Ascesis cuaresmal, un camino sinodal
Queridos hermanos y hermanas:
Los evangelios de Mateo, Marcos y Lucas concuerdan al relatar el
episodio de la Transfiguración de Jesús. En este acontecimiento vemos
la respuesta que el Señor dio a sus discípulos cuando estos
manifestaron incomprensión hacia Él. De hecho, poco tiempo antes se
había producido un auténtico enfrentamiento entre el Maestro y Simón
Pedro, quien, tras profesar su fe en Jesús como el Cristo, el Hijo de
Dios, rechazó su anuncio de la pasión y de la cruz. Jesús lo reprendió
enérgicamente: «¡Retírate, ve detrás de mí, Satanás! Tú eres para mí un
obstáculo, porque tus pensamientos no son los de Dios, sino los de los
hombres» (Mt 16,23). Y «seis días después, Jesús tomó a Pedro, a
Santiago y a su hermano Juan, y los llevó aparte a un monte elevado»

> **Sus tareas**:
1. Enumere los evangelios que, según el mensaje sobre la ascesis cuaresmal, concuerdan al relatar el episodio de la Transfiguración.
2. Redacte un párrafo que prosiga el mensaje sobre la ascesis cuaresmal a partir de su última oración.

> **Datos suministrados**:
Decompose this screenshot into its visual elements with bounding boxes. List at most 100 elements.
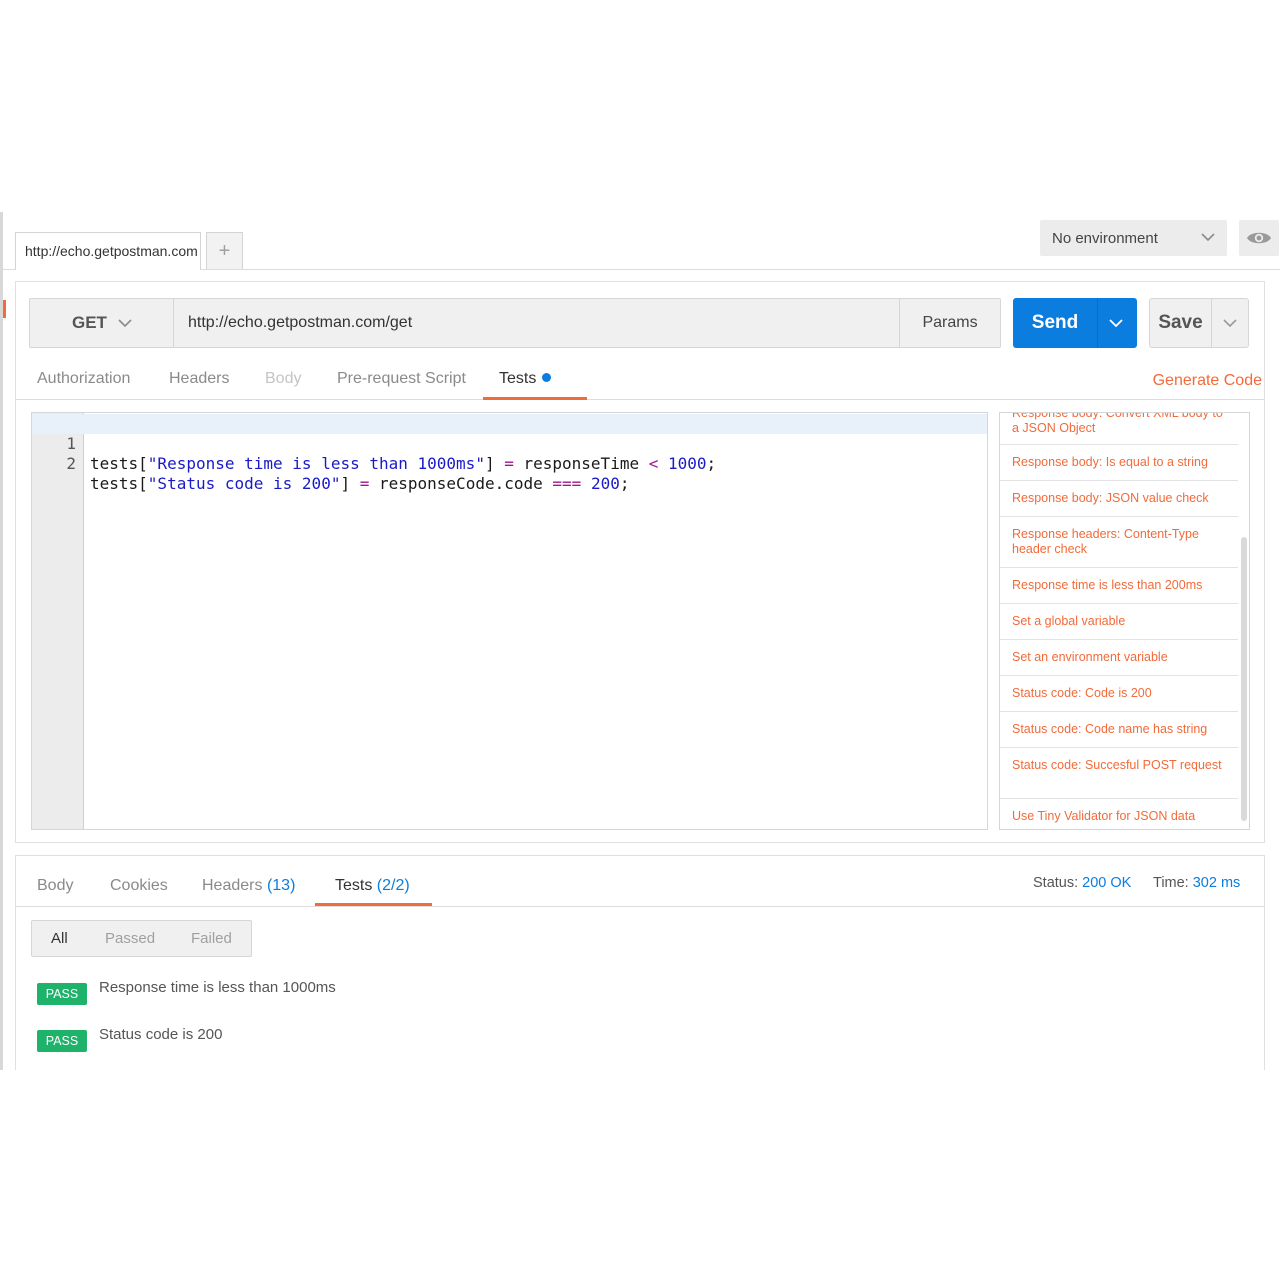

> **Conjunto de respuestas**:
1. Mateo, Marcos y Lucas.

2.
(Mt 17,1).
El evangelio de la Transfiguración se proclama cada año en el segundo
domingo de Cuaresma. En efecto, en este tiempo litúrgico el Señor nos
toma consigo y nos lleva a un lugar apartado. Aun cuando nuestros
compromisos diarios nos obliguen a permanecer allí donde nos
encontramos habitualmente, viviendo una cotidianidad a menudo
repetitiva y a veces aburrida, en Cuaresma se nos invita a “subir a un
monte elevado” junto con Jesús, para vivir con el Pueblo santo de Dios
una experiencia particular de ascesis.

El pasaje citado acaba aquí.